* Aim
Pictures do not belong in your copy. Repeat all the other data exactly.

━━ Entries shown ━━

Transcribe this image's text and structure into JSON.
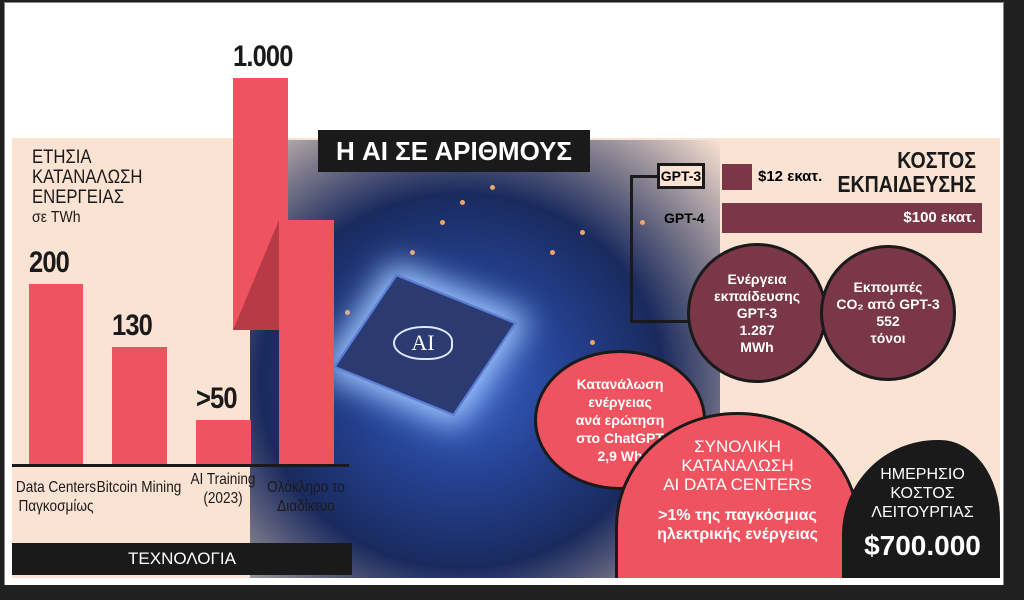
{
  "title": "Η AI ΣΕ ΑΡΙΘΜΟΥΣ",
  "chart_data": {
    "type": "bar",
    "title": "ΕΤΗΣΙΑ ΚΑΤΑΝΑΛΩΣΗ ΕΝΕΡΓΕΙΑΣ",
    "subtitle": "σε TWh",
    "xlabel": "ΤΕΧΝΟΛΟΓΙΑ",
    "categories": [
      "Data Centers Παγκοσμίως",
      "Bitcoin Mining",
      "AI Training (2023)",
      "Ολόκληρο το Διαδίκτυο"
    ],
    "values": [
      200,
      130,
      50,
      1000
    ],
    "value_labels": [
      "200",
      "130",
      ">50",
      "1.000"
    ],
    "ylabel": "",
    "color": "#ef535f"
  },
  "cost": {
    "heading_line1": "ΚΟΣΤΟΣ",
    "heading_line2": "ΕΚΠΑΙΔΕΥΣΗΣ",
    "items": [
      {
        "model": "GPT-3",
        "label": "$12 εκατ.",
        "value": 12
      },
      {
        "model": "GPT-4",
        "label": "$100 εκατ.",
        "value": 100
      }
    ],
    "color": "#7a3748"
  },
  "circles": {
    "energy": [
      "Ενέργεια",
      "εκπαίδευσης",
      "GPT-3",
      "1.287",
      "MWh"
    ],
    "co2": [
      "Εκπομπές",
      "CO₂ από GPT-3",
      "552",
      "τόνοι"
    ],
    "query": [
      "Κατανάλωση",
      "ενέργειας",
      "ανά ερώτηση",
      "στο ChatGPT",
      "2,9 Wh"
    ],
    "total": {
      "lines": [
        "ΣΥΝΟΛΙΚΗ",
        "ΚΑΤΑΝΑΛΩΣΗ",
        "AI DATA CENTERS"
      ],
      "sub": [
        ">1% της παγκόσμιας",
        "ηλεκτρικής ενέργειας"
      ]
    },
    "daily": {
      "lines": [
        "ΗΜΕΡΗΣΙΟ",
        "ΚΟΣΤΟΣ",
        "ΛΕΙΤΟΥΡΓΙΑΣ"
      ],
      "value": "$700.000"
    }
  },
  "chip_label": "AI"
}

━━━

* Result for this exercise
Transcribe this image's text and structure into JSON.
{
  "title": "Η AI ΣΕ ΑΡΙΘΜΟΥΣ",
  "chart_data": {
    "type": "bar",
    "title": "ΕΤΗΣΙΑ ΚΑΤΑΝΑΛΩΣΗ ΕΝΕΡΓΕΙΑΣ",
    "subtitle": "σε TWh",
    "xlabel": "ΤΕΧΝΟΛΟΓΙΑ",
    "categories": [
      "Data Centers Παγκοσμίως",
      "Bitcoin Mining",
      "AI Training (2023)",
      "Ολόκληρο το Διαδίκτυο"
    ],
    "values": [
      200,
      130,
      50,
      1000
    ],
    "value_labels": [
      "200",
      "130",
      ">50",
      "1.000"
    ],
    "ylabel": "",
    "color": "#ef535f"
  },
  "cost": {
    "heading_line1": "ΚΟΣΤΟΣ",
    "heading_line2": "ΕΚΠΑΙΔΕΥΣΗΣ",
    "items": [
      {
        "model": "GPT-3",
        "label": "$12 εκατ.",
        "value": 12
      },
      {
        "model": "GPT-4",
        "label": "$100 εκατ.",
        "value": 100
      }
    ],
    "color": "#7a3748"
  },
  "circles": {
    "energy": [
      "Ενέργεια",
      "εκπαίδευσης",
      "GPT-3",
      "1.287",
      "MWh"
    ],
    "co2": [
      "Εκπομπές",
      "CO₂ από GPT-3",
      "552",
      "τόνοι"
    ],
    "query": [
      "Κατανάλωση",
      "ενέργειας",
      "ανά ερώτηση",
      "στο ChatGPT",
      "2,9 Wh"
    ],
    "total": {
      "lines": [
        "ΣΥΝΟΛΙΚΗ",
        "ΚΑΤΑΝΑΛΩΣΗ",
        "AI DATA CENTERS"
      ],
      "sub": [
        ">1% της παγκόσμιας",
        "ηλεκτρικής ενέργειας"
      ]
    },
    "daily": {
      "lines": [
        "ΗΜΕΡΗΣΙΟ",
        "ΚΟΣΤΟΣ",
        "ΛΕΙΤΟΥΡΓΙΑΣ"
      ],
      "value": "$700.000"
    }
  },
  "chip_label": "AI"
}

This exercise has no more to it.